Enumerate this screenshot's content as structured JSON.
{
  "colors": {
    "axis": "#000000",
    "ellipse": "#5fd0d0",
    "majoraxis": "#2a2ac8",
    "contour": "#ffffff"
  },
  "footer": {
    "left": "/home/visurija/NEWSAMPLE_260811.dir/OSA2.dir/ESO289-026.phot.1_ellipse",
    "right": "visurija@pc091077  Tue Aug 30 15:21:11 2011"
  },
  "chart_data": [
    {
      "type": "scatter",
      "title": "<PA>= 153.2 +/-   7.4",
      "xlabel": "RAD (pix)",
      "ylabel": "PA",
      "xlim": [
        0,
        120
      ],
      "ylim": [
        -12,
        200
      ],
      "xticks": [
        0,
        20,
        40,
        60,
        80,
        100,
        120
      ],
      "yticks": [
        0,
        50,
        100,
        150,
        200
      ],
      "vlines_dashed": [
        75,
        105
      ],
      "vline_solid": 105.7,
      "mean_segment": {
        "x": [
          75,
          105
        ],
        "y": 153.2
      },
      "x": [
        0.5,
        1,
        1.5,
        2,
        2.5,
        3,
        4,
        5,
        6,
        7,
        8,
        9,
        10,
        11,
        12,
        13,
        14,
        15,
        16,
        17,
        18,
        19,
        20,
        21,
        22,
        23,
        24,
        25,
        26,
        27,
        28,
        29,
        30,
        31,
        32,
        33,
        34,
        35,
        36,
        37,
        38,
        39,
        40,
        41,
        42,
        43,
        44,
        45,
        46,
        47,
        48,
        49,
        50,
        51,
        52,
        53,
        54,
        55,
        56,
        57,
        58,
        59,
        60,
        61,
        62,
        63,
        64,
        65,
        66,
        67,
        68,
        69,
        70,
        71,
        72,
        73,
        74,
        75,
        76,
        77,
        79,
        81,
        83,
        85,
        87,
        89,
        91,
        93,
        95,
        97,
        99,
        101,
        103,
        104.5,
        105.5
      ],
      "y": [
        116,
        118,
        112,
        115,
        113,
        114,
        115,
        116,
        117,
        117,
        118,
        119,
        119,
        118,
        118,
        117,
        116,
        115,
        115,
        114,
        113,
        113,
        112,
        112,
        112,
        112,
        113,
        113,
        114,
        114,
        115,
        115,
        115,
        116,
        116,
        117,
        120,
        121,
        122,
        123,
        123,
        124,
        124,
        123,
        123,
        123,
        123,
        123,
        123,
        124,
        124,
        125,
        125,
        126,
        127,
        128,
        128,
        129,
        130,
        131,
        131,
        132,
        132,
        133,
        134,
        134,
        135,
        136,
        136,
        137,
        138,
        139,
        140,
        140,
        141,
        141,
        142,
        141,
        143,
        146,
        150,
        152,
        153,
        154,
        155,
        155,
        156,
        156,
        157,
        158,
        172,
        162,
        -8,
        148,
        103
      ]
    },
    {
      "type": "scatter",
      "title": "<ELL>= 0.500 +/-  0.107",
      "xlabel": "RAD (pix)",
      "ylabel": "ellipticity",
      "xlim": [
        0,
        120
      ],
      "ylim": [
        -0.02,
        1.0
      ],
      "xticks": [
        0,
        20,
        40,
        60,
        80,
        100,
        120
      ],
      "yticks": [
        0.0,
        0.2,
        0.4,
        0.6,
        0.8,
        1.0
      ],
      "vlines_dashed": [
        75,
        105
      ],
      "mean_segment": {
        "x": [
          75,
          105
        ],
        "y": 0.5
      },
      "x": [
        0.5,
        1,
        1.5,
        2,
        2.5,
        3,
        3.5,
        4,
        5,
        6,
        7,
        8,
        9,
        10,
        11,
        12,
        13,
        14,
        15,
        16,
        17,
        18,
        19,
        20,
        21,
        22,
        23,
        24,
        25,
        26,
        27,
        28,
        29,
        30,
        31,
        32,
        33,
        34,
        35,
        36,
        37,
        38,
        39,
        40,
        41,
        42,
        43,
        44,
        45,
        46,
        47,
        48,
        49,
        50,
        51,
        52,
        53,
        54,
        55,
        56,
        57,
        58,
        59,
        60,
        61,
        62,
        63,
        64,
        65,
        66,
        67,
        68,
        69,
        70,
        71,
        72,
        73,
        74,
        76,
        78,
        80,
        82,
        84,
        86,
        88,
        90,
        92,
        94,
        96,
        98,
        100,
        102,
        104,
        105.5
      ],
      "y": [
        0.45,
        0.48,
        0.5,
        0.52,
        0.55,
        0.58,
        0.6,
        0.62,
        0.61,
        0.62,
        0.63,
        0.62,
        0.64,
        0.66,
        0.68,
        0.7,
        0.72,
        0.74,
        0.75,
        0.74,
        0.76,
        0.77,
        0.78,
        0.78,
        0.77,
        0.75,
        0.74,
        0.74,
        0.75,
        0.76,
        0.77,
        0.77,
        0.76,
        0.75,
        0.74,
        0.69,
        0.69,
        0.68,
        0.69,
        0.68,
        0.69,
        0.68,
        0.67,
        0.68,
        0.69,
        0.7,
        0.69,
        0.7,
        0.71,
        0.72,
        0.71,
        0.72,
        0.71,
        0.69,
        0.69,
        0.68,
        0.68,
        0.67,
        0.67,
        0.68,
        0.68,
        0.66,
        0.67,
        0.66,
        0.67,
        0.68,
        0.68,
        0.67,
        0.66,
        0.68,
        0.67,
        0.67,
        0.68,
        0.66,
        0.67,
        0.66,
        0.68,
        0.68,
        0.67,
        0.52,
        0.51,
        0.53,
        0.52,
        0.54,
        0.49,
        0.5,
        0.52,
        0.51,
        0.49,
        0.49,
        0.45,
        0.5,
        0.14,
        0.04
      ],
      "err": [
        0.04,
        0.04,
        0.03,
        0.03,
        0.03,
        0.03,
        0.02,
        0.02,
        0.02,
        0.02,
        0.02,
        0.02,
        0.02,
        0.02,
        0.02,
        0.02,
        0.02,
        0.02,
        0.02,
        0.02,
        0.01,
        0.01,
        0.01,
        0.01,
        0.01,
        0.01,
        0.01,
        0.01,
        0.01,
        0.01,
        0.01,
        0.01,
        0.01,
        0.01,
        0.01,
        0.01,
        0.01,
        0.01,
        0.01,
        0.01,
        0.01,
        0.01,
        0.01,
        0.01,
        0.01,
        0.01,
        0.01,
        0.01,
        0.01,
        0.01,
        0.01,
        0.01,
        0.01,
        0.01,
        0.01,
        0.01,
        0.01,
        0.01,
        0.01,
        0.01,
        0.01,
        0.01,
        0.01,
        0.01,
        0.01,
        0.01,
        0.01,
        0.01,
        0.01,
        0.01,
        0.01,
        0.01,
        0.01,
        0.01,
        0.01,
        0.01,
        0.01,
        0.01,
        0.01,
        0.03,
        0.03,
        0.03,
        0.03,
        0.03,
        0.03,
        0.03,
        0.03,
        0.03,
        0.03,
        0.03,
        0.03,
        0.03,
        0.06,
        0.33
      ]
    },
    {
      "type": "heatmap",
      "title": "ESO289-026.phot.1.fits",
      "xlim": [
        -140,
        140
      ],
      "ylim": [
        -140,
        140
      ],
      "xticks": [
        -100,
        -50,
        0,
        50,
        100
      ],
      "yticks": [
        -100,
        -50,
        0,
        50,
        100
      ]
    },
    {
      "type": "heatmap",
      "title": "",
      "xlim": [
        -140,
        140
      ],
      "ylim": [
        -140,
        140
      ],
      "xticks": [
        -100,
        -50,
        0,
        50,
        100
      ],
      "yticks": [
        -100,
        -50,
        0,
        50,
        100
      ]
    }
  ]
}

++++++

• Problem details: Search the entries for the word "visurija" and pick out every line that holds it.

• The response:
    "left": "/home/visurija/NEWSAMPLE_260811.dir/OSA2.dir/ESO289-026.phot.1_ellipse",
    "right": "visurija@pc091077  Tue Aug 30 15:21:11 2011"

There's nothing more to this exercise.